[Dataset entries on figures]

^^^^^^^^

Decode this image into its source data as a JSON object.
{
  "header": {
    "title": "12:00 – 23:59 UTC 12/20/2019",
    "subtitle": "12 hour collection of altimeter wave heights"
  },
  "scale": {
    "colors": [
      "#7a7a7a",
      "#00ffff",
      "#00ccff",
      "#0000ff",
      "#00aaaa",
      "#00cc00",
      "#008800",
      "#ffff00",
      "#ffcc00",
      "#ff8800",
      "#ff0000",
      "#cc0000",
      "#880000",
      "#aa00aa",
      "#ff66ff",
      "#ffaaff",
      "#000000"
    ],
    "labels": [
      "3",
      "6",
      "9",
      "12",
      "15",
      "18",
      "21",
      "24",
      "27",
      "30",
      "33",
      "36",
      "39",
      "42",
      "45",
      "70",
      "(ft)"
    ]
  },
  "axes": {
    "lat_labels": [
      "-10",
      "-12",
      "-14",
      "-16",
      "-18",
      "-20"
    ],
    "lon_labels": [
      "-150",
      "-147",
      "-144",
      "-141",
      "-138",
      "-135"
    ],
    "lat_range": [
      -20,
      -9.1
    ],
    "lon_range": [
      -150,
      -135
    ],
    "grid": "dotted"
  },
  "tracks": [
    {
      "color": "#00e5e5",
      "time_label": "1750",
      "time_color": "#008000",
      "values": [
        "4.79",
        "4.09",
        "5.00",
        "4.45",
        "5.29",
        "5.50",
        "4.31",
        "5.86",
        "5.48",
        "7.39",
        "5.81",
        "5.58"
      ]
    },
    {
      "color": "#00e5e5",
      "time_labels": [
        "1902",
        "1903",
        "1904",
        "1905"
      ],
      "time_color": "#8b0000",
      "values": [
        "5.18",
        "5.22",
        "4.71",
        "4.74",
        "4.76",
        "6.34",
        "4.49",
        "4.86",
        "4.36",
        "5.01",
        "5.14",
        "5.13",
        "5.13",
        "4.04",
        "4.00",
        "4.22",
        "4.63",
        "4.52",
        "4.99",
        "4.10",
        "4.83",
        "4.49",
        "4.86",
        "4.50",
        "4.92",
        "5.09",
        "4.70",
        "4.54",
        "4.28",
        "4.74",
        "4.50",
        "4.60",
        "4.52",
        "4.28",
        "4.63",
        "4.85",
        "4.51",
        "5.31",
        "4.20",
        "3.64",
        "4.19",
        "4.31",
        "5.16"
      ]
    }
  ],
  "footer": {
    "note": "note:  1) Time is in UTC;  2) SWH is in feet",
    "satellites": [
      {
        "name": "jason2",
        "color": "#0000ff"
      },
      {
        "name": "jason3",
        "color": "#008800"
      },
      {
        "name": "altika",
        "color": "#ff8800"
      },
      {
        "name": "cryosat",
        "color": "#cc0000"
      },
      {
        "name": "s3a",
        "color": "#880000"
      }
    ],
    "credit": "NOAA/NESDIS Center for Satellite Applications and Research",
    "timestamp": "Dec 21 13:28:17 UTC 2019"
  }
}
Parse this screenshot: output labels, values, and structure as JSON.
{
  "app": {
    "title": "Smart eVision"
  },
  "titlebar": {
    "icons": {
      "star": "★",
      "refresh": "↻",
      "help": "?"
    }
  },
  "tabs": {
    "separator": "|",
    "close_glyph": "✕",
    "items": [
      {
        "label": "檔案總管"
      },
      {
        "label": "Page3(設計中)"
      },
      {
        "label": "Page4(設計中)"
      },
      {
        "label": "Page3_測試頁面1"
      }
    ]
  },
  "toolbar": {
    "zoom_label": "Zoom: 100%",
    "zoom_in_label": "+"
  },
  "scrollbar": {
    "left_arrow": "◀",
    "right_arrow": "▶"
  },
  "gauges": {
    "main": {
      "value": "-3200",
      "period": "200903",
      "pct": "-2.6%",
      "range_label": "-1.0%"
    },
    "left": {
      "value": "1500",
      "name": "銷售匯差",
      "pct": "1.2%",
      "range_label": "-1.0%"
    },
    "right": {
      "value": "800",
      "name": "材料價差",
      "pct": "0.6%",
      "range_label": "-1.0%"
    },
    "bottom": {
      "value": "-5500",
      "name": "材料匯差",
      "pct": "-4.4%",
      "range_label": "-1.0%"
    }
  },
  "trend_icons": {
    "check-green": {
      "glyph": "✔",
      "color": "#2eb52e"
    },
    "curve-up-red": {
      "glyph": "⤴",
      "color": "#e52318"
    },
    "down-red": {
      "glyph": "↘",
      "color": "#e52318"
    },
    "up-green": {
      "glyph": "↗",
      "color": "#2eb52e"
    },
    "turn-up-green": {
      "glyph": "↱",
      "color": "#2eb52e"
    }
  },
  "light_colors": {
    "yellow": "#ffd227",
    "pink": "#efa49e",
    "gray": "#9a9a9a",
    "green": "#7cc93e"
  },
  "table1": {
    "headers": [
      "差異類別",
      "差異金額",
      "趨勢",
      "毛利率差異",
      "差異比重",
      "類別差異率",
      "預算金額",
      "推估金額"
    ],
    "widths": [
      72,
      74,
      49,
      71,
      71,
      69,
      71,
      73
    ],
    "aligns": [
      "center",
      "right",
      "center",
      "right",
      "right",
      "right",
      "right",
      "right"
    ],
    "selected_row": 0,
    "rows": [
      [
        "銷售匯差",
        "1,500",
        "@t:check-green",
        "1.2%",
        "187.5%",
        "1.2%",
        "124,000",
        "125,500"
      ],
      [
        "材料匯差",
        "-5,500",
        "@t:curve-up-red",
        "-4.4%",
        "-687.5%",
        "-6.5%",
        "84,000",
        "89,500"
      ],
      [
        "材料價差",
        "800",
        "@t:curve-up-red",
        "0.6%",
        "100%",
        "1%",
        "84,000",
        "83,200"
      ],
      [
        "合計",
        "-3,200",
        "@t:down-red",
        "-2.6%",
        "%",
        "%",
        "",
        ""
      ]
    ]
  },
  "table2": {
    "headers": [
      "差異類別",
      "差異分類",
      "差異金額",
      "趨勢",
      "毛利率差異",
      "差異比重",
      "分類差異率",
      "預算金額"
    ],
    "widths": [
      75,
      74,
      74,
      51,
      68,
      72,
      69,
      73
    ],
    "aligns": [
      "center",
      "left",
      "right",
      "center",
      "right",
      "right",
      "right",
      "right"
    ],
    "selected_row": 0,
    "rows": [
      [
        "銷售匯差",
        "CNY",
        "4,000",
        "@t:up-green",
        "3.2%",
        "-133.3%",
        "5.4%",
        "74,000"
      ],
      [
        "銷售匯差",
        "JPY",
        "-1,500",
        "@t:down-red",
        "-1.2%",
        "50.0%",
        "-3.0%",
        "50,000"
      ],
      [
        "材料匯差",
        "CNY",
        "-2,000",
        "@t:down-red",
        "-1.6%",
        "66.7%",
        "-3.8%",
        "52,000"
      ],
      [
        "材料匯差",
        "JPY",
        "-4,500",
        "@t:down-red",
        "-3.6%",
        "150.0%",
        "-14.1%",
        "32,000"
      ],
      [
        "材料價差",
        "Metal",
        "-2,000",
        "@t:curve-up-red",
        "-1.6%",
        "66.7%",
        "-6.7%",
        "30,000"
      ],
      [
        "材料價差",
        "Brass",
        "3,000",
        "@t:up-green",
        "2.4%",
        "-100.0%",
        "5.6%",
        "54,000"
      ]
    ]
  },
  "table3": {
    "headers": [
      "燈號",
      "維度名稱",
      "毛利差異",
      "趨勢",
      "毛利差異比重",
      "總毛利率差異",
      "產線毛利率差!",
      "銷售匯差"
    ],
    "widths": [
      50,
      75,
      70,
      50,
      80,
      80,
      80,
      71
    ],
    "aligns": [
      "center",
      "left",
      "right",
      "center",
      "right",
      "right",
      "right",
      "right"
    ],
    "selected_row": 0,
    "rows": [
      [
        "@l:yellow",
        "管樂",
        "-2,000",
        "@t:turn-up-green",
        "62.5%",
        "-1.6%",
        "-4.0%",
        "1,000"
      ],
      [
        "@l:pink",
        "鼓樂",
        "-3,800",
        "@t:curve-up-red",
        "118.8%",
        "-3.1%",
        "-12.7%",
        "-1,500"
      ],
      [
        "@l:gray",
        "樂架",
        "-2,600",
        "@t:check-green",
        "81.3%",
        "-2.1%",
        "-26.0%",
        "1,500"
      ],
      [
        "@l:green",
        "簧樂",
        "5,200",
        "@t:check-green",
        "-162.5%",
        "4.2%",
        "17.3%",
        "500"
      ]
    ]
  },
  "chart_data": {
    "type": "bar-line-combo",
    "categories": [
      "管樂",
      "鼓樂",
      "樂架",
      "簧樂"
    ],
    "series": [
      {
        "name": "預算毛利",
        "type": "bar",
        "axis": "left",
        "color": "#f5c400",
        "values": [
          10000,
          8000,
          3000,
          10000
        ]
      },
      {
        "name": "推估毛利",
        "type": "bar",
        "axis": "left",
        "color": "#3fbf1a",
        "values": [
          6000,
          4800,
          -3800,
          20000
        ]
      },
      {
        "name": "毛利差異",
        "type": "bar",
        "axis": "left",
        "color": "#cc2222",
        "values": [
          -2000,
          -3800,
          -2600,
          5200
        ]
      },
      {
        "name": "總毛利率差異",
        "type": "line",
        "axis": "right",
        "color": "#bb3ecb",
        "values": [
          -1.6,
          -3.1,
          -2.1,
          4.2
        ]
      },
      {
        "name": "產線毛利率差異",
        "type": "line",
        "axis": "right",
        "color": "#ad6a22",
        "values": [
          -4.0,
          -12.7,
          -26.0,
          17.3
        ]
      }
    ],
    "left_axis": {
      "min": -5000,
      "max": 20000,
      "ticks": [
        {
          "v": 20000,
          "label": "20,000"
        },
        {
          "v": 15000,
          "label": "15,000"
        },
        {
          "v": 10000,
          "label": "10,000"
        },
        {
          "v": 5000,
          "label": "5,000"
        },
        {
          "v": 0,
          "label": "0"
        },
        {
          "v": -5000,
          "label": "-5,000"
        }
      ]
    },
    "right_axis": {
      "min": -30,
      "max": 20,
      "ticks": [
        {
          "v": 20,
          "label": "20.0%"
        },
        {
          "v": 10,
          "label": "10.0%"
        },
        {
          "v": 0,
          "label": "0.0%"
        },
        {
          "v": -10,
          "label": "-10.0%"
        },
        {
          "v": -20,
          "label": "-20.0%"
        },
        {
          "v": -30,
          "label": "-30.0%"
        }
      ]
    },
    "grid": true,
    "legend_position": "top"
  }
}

^^^^^^^^

YOUR TASK:
Among the lines of the data, identify those with the word "this". Copy each of them.

RESULT OF THE EXERCISE:
Decode this image into its source data as a JSON object.
Parse this screenshot: output labels, values, and structure as JSON.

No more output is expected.